__EXERCISE GOAL__.
Answer from the text on differentiating and enriching NPCs:
(a) For how many days were the detached hES cells cultured in bacteriological Petri dishes to form embryoid bodies?
(b) What concentration of insulin did the N2 medium contain?
(c) How often were the cells in adherence dishes passed?

TEXT section start

Differentiation and enrichment of NPCs
After incubation with collagenase IV for about 5 min, hES cells were then detached mechanically, pelleted, resuspended and cultured for 5–6 days in bacteriological Petri dishes (Greiner Bio-one) with daily medium change to form aggregated embryoid body (EB) (Stage 2). The EB medium consisted of 80% DMEM/F12 (Gibco/BRL) with knock-outTM Serum Replacer, β-mercaptoethanol, glutamine, non-essential amino acid stock, penicillin and streptomycin same as stem cell culture medium, but without bFGF. After EB formation to a certain size (diameter 0.2–0.45 cm) with cystic cavities, tissue culture dishes coated with poly-L-lysine were used for further culture, and N2 medium consisting of DMEM/F12, insulin (25 µg/ml), transferrin (100 µg/ml), progesterone (20 nmol/l), putrescine (60 µmol/l), sodium selenite (30 nmol/l), heparin (2 µg/ml) (all from Sigma) and bFGF (20 ng/ml) was used for cell differentiation into neural progenitor cells (NPCs). Two weeks later, cells were isolated mechanically and replated. Cells grew in adherence dishes and were passed every 6 days by mere mechanical detachment and dissociation (Stage 3).

TEXT section end
SUPPLIED INFORMATION section start

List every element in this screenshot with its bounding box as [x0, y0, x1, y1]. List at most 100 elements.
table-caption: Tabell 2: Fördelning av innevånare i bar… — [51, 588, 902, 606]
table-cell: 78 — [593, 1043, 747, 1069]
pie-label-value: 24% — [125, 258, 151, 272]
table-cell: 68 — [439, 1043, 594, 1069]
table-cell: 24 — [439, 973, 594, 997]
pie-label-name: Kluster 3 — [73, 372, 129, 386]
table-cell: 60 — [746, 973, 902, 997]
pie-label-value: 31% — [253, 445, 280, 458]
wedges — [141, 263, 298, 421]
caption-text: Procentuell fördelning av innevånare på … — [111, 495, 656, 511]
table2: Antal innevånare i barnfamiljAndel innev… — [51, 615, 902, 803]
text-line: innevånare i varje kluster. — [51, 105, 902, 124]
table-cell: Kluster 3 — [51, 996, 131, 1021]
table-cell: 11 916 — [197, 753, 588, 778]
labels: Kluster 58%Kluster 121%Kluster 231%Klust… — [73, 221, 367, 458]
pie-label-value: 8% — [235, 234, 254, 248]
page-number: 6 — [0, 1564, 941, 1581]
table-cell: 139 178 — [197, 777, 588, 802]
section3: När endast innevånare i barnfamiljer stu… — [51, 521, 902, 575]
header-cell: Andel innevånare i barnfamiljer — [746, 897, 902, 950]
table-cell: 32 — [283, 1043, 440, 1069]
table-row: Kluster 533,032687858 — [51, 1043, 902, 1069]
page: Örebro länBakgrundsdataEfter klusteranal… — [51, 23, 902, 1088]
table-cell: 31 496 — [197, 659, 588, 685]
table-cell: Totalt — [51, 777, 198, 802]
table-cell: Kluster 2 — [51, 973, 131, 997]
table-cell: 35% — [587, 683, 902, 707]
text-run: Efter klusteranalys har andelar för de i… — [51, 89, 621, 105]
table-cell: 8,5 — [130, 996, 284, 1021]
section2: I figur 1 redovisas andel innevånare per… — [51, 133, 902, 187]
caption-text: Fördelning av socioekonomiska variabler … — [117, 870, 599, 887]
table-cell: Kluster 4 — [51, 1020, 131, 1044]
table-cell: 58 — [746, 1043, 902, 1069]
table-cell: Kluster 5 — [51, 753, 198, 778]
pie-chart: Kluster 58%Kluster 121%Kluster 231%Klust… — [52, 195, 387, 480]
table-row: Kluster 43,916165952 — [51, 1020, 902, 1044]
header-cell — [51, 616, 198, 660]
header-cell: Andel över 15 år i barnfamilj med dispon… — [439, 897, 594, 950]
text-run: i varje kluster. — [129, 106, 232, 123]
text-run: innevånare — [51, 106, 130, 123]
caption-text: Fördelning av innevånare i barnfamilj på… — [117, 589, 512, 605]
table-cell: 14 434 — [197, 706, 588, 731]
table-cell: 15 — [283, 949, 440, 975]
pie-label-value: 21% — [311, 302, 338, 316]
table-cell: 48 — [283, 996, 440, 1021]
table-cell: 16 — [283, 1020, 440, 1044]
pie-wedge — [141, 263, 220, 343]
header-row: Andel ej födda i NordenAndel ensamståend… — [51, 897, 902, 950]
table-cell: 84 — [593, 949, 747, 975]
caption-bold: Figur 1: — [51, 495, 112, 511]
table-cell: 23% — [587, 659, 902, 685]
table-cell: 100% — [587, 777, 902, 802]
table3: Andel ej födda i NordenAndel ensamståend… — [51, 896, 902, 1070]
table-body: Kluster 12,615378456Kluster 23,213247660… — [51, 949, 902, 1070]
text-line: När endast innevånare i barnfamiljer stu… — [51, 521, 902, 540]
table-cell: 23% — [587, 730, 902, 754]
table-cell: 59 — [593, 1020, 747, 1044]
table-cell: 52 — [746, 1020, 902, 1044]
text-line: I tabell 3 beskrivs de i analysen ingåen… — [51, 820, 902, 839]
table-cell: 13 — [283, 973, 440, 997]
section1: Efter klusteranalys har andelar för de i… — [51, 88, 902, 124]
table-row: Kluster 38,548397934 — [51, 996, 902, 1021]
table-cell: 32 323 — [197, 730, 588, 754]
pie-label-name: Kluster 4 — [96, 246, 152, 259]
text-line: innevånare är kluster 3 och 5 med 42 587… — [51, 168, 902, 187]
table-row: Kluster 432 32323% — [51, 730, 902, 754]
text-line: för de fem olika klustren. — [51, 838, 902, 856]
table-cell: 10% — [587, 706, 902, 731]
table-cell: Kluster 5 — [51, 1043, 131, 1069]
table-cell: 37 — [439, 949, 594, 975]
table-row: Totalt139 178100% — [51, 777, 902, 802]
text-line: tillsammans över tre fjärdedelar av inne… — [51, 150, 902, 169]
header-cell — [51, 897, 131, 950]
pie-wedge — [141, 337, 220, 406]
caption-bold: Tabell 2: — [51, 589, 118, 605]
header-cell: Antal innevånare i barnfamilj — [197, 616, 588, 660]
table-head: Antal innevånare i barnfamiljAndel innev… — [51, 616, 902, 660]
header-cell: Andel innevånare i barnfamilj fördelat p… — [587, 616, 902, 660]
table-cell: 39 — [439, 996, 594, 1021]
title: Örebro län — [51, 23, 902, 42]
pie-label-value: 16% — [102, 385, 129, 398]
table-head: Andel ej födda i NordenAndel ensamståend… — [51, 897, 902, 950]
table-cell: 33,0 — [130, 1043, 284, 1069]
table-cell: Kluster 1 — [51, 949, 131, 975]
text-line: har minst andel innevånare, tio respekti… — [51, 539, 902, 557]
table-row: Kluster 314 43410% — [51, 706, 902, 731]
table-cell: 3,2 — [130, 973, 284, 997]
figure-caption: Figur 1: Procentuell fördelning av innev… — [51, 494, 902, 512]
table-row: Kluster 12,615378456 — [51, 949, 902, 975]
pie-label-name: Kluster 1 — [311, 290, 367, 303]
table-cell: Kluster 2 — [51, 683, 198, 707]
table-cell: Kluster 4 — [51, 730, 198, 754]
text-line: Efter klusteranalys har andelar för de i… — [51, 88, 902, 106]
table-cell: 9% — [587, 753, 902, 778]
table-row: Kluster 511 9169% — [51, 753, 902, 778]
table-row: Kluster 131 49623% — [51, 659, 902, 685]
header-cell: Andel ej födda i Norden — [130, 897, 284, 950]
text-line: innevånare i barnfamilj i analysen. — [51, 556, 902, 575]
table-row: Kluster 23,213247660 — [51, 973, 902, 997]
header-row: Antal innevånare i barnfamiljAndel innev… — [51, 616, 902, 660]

SUPPLIED INFORMATION section end

__RESULT OF THE EXERCISE__.
(a) 5–6 days
(b) 25 µg/ml
(c) Every 6 days